## REQUIREMENTS
Transcribe the material below exactly as it appears.

---- SOURCE RECORDS

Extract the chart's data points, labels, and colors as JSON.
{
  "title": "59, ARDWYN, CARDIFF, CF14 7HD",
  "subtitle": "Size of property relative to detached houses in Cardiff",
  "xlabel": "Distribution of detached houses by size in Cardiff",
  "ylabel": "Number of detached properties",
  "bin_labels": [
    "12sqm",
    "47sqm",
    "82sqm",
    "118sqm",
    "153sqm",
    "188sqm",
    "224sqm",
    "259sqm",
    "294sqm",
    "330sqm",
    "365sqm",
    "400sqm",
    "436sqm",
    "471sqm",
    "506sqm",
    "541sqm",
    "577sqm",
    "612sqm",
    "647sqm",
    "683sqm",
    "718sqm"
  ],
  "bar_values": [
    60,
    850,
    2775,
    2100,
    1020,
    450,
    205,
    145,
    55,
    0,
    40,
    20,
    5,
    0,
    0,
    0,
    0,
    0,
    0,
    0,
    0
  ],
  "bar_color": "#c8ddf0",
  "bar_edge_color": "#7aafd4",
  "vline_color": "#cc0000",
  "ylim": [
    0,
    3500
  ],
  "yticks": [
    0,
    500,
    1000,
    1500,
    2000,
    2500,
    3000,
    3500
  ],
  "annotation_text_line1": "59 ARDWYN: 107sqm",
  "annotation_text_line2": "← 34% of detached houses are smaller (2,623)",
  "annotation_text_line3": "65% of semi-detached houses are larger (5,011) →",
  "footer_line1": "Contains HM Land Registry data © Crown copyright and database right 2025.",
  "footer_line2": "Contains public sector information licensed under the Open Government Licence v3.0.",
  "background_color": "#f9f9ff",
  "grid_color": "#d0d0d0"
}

--------

## ANSWER FOR THE TASK
Extract the chart's data points, labels, and colors as JSON.
{
  "title": "59, ARDWYN, CARDIFF, CF14 7HD",
  "subtitle": "Size of property relative to detached houses in Cardiff",
  "xlabel": "Distribution of detached houses by size in Cardiff",
  "ylabel": "Number of detached properties",
  "bin_labels": [
    "12sqm",
    "47sqm",
    "82sqm",
    "118sqm",
    "153sqm",
    "188sqm",
    "224sqm",
    "259sqm",
    "294sqm",
    "330sqm",
    "365sqm",
    "400sqm",
    "436sqm",
    "471sqm",
    "506sqm",
    "541sqm",
    "577sqm",
    "612sqm",
    "647sqm",
    "683sqm",
    "718sqm"
  ],
  "bar_values": [
    60,
    850,
    2775,
    2100,
    1020,
    450,
    205,
    145,
    55,
    0,
    40,
    20,
    5,
    0,
    0,
    0,
    0,
    0,
    0,
    0,
    0
  ],
  "bar_color": "#c8ddf0",
  "bar_edge_color": "#7aafd4",
  "vline_color": "#cc0000",
  "ylim": [
    0,
    3500
  ],
  "yticks": [
    0,
    500,
    1000,
    1500,
    2000,
    2500,
    3000,
    3500
  ],
  "annotation_text_line1": "59 ARDWYN: 107sqm",
  "annotation_text_line2": "← 34% of detached houses are smaller (2,623)",
  "annotation_text_line3": "65% of semi-detached houses are larger (5,011) →",
  "footer_line1": "Contains HM Land Registry data © Crown copyright and database right 2025.",
  "footer_line2": "Contains public sector information licensed under the Open Government Licence v3.0.",
  "background_color": "#f9f9ff",
  "grid_color": "#d0d0d0"
}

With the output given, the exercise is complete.